- _WORK TO COMPLETE_: Copy all the entries word for word, but omit the pictures.

- _PROVIDED DATA_:
┌──
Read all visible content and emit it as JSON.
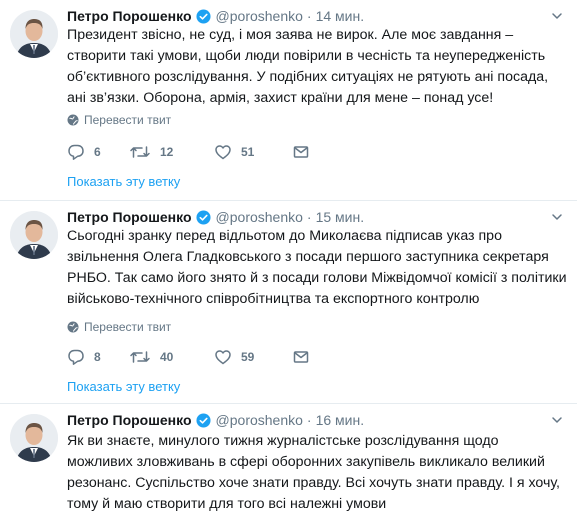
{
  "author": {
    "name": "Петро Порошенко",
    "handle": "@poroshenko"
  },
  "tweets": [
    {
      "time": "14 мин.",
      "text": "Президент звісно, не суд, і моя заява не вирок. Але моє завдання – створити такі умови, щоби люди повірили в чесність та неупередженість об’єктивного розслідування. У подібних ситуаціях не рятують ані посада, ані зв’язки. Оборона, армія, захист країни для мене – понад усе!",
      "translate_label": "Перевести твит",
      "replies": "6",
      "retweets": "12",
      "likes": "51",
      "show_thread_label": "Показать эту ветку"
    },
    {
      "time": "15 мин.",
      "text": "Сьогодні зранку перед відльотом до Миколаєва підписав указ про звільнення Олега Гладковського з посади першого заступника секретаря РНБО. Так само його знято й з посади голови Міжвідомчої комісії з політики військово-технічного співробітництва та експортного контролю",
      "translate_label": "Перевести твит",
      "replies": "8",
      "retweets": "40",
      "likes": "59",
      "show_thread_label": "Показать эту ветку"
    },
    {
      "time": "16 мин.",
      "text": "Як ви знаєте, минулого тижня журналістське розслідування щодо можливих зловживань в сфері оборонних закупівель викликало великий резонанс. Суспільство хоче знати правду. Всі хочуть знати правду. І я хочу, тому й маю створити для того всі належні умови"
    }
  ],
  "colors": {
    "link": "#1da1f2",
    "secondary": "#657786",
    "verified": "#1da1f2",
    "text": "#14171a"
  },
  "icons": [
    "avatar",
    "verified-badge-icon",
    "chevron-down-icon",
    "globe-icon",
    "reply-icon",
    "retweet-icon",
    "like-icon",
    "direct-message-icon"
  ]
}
└──
- _FULL OUTPUT_:
Read all visible content and emit it as JSON.
{
  "author": {
    "name": "Петро Порошенко",
    "handle": "@poroshenko"
  },
  "tweets": [
    {
      "time": "14 мин.",
      "text": "Президент звісно, не суд, і моя заява не вирок. Але моє завдання – створити такі умови, щоби люди повірили в чесність та неупередженість об’єктивного розслідування. У подібних ситуаціях не рятують ані посада, ані зв’язки. Оборона, армія, захист країни для мене – понад усе!",
      "translate_label": "Перевести твит",
      "replies": "6",
      "retweets": "12",
      "likes": "51",
      "show_thread_label": "Показать эту ветку"
    },
    {
      "time": "15 мин.",
      "text": "Сьогодні зранку перед відльотом до Миколаєва підписав указ про звільнення Олега Гладковського з посади першого заступника секретаря РНБО. Так само його знято й з посади голови Міжвідомчої комісії з політики військово-технічного співробітництва та експортного контролю",
      "translate_label": "Перевести твит",
      "replies": "8",
      "retweets": "40",
      "likes": "59",
      "show_thread_label": "Показать эту ветку"
    },
    {
      "time": "16 мин.",
      "text": "Як ви знаєте, минулого тижня журналістське розслідування щодо можливих зловживань в сфері оборонних закупівель викликало великий резонанс. Суспільство хоче знати правду. Всі хочуть знати правду. І я хочу, тому й маю створити для того всі належні умови"
    }
  ],
  "colors": {
    "link": "#1da1f2",
    "secondary": "#657786",
    "verified": "#1da1f2",
    "text": "#14171a"
  },
  "icons": [
    "avatar",
    "verified-badge-icon",
    "chevron-down-icon",
    "globe-icon",
    "reply-icon",
    "retweet-icon",
    "like-icon",
    "direct-message-icon"
  ]
}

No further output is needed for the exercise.